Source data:
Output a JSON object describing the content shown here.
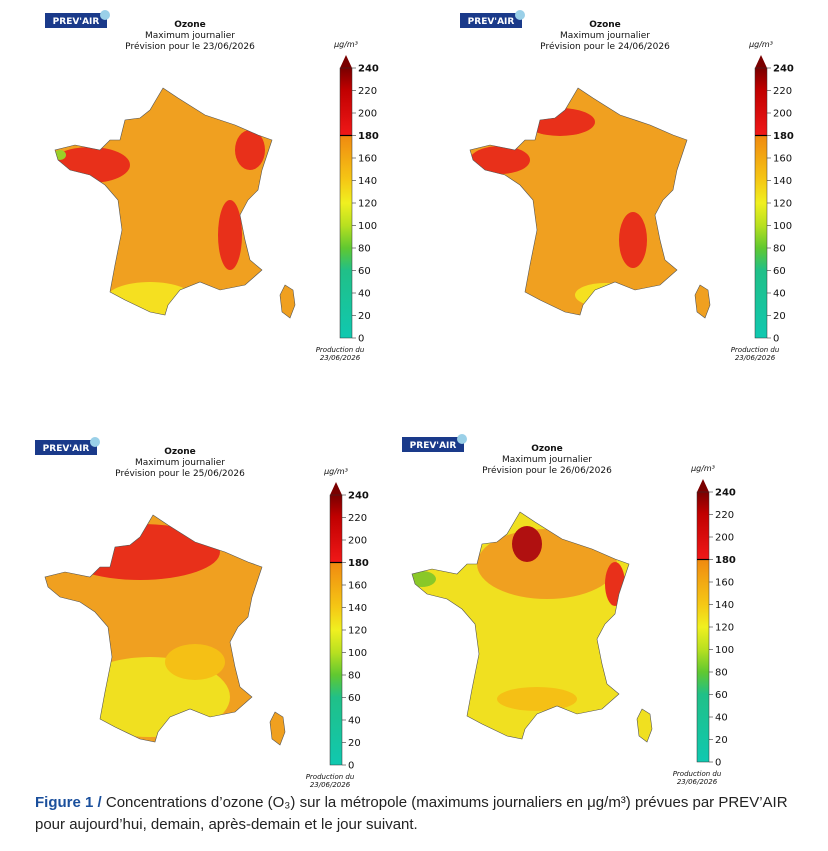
{
  "figures": [
    {
      "logo": "PREV'AIR",
      "title": "Ozone",
      "subtitle": "Maximum journalier",
      "forecast": "Prévision pour le 23/06/2026",
      "unit": "μg/m³",
      "scale": [
        "0",
        "20",
        "40",
        "60",
        "80",
        "100",
        "120",
        "140",
        "160",
        "180",
        "200",
        "220",
        "240"
      ],
      "production": [
        "Production du",
        "23/06/2026"
      ]
    },
    {
      "logo": "PREV'AIR",
      "title": "Ozone",
      "subtitle": "Maximum journalier",
      "forecast": "Prévision pour le 24/06/2026",
      "unit": "μg/m³",
      "scale": [
        "0",
        "20",
        "40",
        "60",
        "80",
        "100",
        "120",
        "140",
        "160",
        "180",
        "200",
        "220",
        "240"
      ],
      "production": [
        "Production du",
        "23/06/2026"
      ]
    },
    {
      "logo": "PREV'AIR",
      "title": "Ozone",
      "subtitle": "Maximum journalier",
      "forecast": "Prévision pour le 25/06/2026",
      "unit": "μg/m³",
      "scale": [
        "0",
        "20",
        "40",
        "60",
        "80",
        "100",
        "120",
        "140",
        "160",
        "180",
        "200",
        "220",
        "240"
      ],
      "production": [
        "Production du",
        "23/06/2026"
      ]
    },
    {
      "logo": "PREV'AIR",
      "title": "Ozone",
      "subtitle": "Maximum journalier",
      "forecast": "Prévision pour le 26/06/2026",
      "unit": "μg/m³",
      "scale": [
        "0",
        "20",
        "40",
        "60",
        "80",
        "100",
        "120",
        "140",
        "160",
        "180",
        "200",
        "220",
        "240"
      ],
      "production": [
        "Production du",
        "23/06/2026"
      ]
    }
  ],
  "caption": {
    "label": "Figure 1 /",
    "text": "Concentrations d’ozone (O₃) sur la métropole (maximums journaliers en μg/m³) prévues par PREV’AIR pour aujourd’hui, demain, après-demain et le jour suivant."
  }
}
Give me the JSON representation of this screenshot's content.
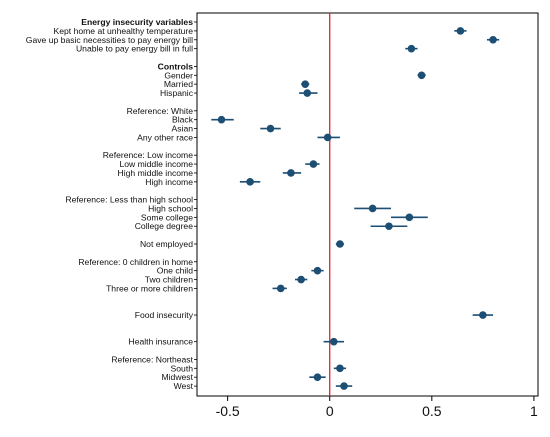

Stated problem:
Give only the number of lines that include the word "forecast".

Answer to the task:
4